• [THE PROBLEM]:
Go through the entries one line at a time, and gather every line that has the word "this".

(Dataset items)
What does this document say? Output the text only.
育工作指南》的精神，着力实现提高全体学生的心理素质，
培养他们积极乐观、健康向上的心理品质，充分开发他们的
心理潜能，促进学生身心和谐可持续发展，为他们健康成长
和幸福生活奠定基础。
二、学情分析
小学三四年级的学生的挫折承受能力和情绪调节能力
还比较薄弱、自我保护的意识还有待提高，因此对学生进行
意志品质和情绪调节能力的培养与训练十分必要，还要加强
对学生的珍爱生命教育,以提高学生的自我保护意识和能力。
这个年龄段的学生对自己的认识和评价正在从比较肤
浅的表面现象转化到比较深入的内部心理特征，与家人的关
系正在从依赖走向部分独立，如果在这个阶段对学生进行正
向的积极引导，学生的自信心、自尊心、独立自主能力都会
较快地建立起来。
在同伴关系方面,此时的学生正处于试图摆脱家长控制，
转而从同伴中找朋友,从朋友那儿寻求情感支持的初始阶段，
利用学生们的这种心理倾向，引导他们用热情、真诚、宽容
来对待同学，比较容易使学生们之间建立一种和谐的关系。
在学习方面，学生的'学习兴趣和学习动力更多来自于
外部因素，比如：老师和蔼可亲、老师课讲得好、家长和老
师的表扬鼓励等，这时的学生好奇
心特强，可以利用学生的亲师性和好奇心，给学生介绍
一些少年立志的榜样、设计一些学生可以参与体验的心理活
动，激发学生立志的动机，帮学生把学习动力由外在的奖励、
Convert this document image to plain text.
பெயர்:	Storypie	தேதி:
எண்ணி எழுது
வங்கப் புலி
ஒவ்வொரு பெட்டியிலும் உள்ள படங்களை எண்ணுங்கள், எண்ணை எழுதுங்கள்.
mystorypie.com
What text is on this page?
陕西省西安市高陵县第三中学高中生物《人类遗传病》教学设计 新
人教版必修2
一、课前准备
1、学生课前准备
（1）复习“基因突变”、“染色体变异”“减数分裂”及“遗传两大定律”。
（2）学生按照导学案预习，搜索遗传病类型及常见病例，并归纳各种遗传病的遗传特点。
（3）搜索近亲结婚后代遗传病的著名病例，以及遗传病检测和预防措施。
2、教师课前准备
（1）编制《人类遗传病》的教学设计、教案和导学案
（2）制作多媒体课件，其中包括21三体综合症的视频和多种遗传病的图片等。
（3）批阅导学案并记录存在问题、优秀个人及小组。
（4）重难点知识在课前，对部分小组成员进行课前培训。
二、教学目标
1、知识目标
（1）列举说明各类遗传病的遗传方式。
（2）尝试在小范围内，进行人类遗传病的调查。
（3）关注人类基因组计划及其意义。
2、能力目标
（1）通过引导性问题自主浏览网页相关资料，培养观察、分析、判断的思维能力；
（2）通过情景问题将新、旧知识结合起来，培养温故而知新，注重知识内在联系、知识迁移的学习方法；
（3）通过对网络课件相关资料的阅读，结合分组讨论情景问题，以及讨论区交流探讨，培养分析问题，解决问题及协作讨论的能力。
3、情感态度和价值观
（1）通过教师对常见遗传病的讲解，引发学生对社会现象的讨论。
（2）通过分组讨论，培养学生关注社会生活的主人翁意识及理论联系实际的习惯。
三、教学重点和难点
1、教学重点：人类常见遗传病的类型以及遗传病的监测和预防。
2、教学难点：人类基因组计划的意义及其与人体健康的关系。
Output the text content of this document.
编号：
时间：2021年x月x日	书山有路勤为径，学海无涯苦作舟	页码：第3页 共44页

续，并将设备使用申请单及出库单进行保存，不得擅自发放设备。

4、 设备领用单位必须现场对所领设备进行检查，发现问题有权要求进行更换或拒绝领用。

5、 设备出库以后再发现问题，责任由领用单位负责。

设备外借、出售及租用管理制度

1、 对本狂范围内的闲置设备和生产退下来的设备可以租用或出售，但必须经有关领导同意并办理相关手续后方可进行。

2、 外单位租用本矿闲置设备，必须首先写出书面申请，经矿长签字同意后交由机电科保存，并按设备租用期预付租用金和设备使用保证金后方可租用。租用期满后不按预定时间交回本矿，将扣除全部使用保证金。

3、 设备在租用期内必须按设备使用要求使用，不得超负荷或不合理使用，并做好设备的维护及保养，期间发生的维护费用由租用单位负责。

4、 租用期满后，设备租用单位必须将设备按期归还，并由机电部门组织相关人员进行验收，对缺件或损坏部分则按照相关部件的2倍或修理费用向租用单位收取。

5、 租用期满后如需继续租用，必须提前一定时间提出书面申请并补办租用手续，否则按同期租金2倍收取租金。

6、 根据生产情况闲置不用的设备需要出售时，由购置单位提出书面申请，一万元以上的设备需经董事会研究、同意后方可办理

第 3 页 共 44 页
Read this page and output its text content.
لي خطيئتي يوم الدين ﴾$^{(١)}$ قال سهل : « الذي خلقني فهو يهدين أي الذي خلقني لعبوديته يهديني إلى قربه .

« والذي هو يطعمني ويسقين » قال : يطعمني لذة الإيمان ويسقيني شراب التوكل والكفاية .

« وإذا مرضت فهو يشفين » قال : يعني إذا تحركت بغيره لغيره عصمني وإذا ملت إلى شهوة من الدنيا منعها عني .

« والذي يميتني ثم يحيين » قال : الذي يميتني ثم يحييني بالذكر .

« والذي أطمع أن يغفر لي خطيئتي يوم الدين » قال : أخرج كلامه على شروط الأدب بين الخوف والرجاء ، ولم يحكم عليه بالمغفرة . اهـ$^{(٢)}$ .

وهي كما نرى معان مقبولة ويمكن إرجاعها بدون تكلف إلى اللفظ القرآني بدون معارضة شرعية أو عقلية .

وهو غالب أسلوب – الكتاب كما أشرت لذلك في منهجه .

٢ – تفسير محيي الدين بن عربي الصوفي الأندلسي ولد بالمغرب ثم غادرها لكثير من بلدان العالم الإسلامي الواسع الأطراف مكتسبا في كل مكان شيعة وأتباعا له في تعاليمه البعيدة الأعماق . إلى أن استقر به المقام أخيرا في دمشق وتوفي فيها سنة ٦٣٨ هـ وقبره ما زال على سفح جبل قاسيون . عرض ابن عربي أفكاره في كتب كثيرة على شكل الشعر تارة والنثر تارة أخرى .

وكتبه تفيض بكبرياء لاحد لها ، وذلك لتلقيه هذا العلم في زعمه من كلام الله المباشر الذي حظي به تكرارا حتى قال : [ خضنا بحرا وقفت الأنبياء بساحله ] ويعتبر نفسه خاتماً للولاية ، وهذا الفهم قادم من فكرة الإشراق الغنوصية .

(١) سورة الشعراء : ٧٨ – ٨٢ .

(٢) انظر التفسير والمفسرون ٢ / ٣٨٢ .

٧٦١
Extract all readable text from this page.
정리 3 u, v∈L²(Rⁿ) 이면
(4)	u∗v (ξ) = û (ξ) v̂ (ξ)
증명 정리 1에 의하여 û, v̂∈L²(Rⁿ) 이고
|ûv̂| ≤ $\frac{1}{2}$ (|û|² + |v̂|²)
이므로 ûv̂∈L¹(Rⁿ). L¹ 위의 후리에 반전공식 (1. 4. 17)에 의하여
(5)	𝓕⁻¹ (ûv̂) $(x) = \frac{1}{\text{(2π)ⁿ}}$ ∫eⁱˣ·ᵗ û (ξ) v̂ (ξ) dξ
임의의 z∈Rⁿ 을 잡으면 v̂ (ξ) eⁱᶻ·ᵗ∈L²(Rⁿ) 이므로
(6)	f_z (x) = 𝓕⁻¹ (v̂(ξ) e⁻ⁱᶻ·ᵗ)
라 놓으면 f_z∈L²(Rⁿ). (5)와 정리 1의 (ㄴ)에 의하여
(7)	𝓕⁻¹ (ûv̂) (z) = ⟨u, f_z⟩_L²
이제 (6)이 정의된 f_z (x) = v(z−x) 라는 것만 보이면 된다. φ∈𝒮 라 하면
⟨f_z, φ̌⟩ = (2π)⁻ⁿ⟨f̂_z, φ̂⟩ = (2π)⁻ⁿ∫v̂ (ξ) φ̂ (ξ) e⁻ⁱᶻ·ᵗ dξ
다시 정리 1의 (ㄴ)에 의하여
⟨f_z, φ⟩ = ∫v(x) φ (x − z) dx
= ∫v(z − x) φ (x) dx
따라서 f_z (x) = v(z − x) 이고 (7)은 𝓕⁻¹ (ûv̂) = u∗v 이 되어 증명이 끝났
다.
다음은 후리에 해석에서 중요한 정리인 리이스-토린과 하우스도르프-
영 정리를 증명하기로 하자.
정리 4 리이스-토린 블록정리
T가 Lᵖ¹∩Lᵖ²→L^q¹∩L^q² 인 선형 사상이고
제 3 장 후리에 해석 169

• [WORKED ANSWER]:
What does this document say? Output the text only.
Convert this document image to plain text.
What text is on this page?
Output the text content of this document.
Read this page and output its text content.
Extract all readable text from this page.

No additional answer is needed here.